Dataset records
— Start —
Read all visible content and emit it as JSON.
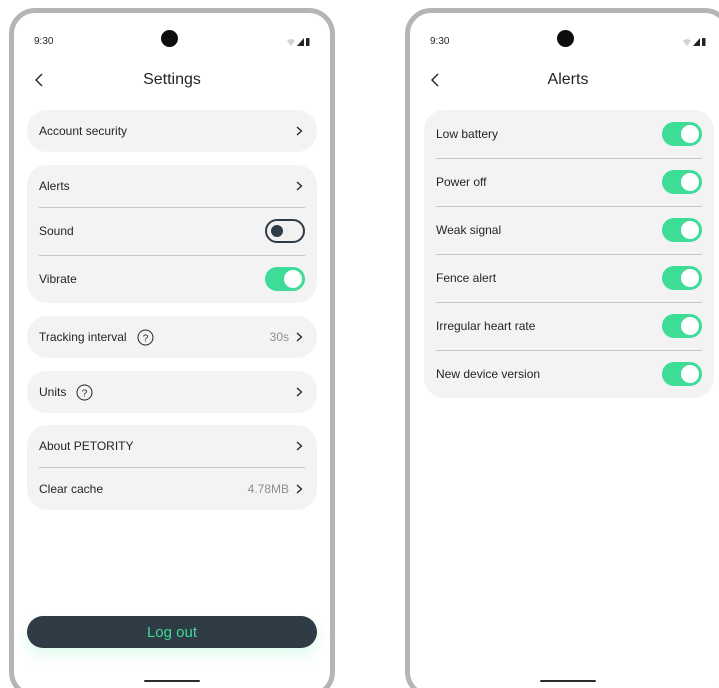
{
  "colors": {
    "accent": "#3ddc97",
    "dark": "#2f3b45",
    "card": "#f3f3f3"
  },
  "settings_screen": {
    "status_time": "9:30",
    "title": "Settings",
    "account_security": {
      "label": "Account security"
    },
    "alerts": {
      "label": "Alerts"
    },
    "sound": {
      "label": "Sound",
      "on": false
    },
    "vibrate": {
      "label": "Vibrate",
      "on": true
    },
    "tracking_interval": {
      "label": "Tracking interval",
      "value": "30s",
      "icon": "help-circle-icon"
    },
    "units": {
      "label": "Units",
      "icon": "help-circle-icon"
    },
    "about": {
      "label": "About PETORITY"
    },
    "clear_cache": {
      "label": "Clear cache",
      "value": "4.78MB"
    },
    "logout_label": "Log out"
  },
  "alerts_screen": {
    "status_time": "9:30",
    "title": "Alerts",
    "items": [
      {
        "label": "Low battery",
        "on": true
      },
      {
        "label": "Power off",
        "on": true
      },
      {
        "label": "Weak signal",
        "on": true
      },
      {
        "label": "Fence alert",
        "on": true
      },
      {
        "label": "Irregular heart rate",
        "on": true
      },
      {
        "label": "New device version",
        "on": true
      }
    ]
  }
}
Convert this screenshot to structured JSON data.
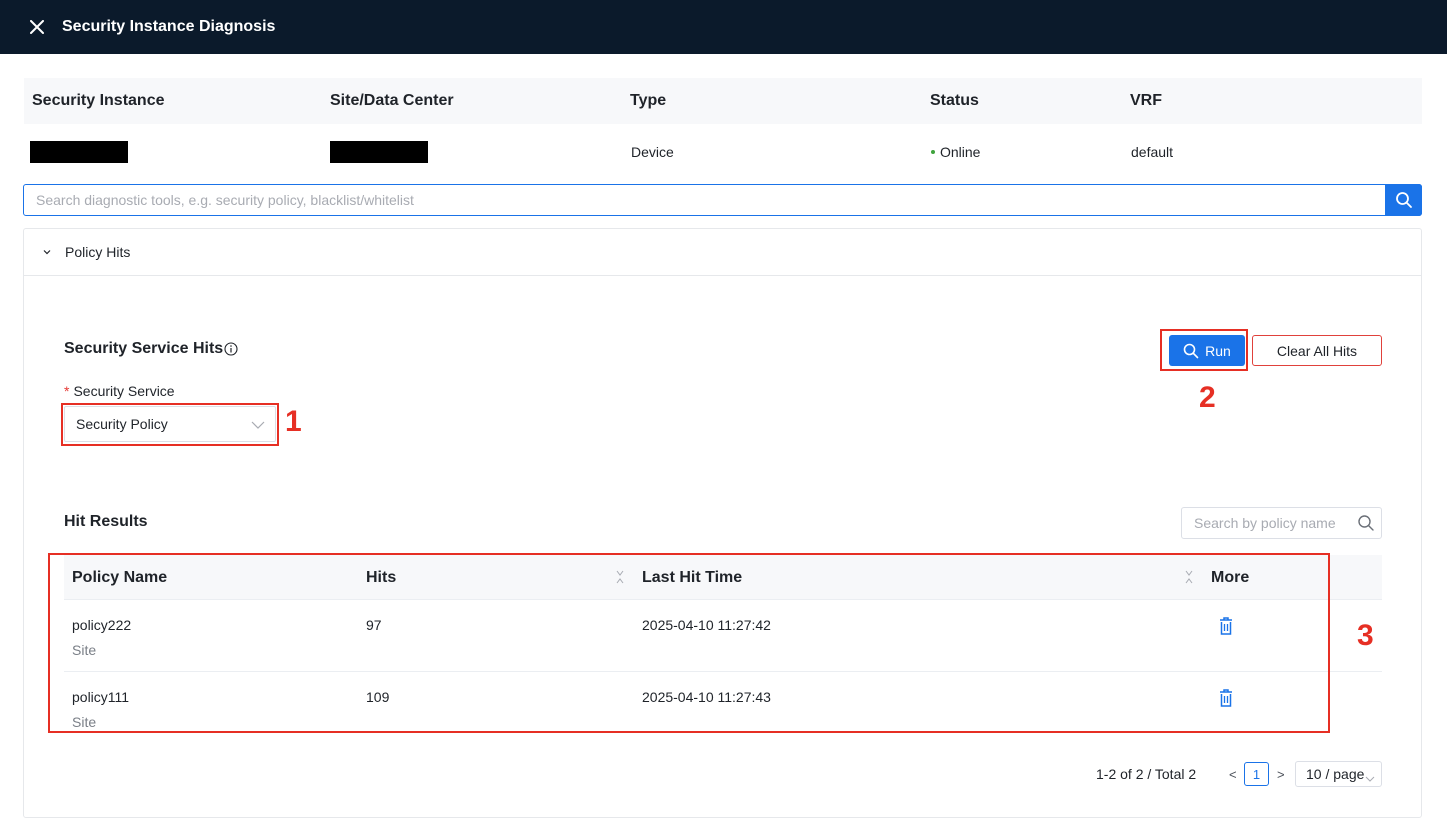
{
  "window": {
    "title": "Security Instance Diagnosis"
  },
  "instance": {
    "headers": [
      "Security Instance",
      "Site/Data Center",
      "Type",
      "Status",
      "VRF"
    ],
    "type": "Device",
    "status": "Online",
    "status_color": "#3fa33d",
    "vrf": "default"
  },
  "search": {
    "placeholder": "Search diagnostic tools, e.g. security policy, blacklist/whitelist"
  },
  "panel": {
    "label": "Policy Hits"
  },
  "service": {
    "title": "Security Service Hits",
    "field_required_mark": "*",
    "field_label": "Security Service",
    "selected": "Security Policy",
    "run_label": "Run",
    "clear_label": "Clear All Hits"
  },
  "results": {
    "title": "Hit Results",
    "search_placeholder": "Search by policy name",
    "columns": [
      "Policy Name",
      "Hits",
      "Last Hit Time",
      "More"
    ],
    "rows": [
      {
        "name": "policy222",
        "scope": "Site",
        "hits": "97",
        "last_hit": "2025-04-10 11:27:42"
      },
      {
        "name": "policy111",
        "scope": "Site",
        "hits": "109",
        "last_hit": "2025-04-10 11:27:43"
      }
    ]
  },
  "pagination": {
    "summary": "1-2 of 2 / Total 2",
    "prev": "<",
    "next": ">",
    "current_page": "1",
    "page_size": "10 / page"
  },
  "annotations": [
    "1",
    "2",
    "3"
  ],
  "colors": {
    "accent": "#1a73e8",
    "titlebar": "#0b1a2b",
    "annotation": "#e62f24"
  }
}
— End —
EXERCISE GOAL → Give the entries again without a single change, but with no pictures.

FULL RESPONSE →
Read all visible content and emit it as JSON.
{
  "colors": {
    "accent": "#3ddc97",
    "dark": "#2f3b45",
    "card": "#f3f3f3"
  },
  "settings_screen": {
    "status_time": "9:30",
    "title": "Settings",
    "account_security": {
      "label": "Account security"
    },
    "alerts": {
      "label": "Alerts"
    },
    "sound": {
      "label": "Sound",
      "on": false
    },
    "vibrate": {
      "label": "Vibrate",
      "on": true
    },
    "tracking_interval": {
      "label": "Tracking interval",
      "value": "30s",
      "icon": "help-circle-icon"
    },
    "units": {
      "label": "Units",
      "icon": "help-circle-icon"
    },
    "about": {
      "label": "About PETORITY"
    },
    "clear_cache": {
      "label": "Clear cache",
      "value": "4.78MB"
    },
    "logout_label": "Log out"
  },
  "alerts_screen": {
    "status_time": "9:30",
    "title": "Alerts",
    "items": [
      {
        "label": "Low battery",
        "on": true
      },
      {
        "label": "Power off",
        "on": true
      },
      {
        "label": "Weak signal",
        "on": true
      },
      {
        "label": "Fence alert",
        "on": true
      },
      {
        "label": "Irregular heart rate",
        "on": true
      },
      {
        "label": "New device version",
        "on": true
      }
    ]
  }
}
Convert this screenshot to structured JSON data.
{
  "window": {
    "title": "Security Instance Diagnosis"
  },
  "instance": {
    "headers": [
      "Security Instance",
      "Site/Data Center",
      "Type",
      "Status",
      "VRF"
    ],
    "type": "Device",
    "status": "Online",
    "status_color": "#3fa33d",
    "vrf": "default"
  },
  "search": {
    "placeholder": "Search diagnostic tools, e.g. security policy, blacklist/whitelist"
  },
  "panel": {
    "label": "Policy Hits"
  },
  "service": {
    "title": "Security Service Hits",
    "field_required_mark": "*",
    "field_label": "Security Service",
    "selected": "Security Policy",
    "run_label": "Run",
    "clear_label": "Clear All Hits"
  },
  "results": {
    "title": "Hit Results",
    "search_placeholder": "Search by policy name",
    "columns": [
      "Policy Name",
      "Hits",
      "Last Hit Time",
      "More"
    ],
    "rows": [
      {
        "name": "policy222",
        "scope": "Site",
        "hits": "97",
        "last_hit": "2025-04-10 11:27:42"
      },
      {
        "name": "policy111",
        "scope": "Site",
        "hits": "109",
        "last_hit": "2025-04-10 11:27:43"
      }
    ]
  },
  "pagination": {
    "summary": "1-2 of 2 / Total 2",
    "prev": "<",
    "next": ">",
    "current_page": "1",
    "page_size": "10 / page"
  },
  "annotations": [
    "1",
    "2",
    "3"
  ],
  "colors": {
    "accent": "#1a73e8",
    "titlebar": "#0b1a2b",
    "annotation": "#e62f24"
  }
}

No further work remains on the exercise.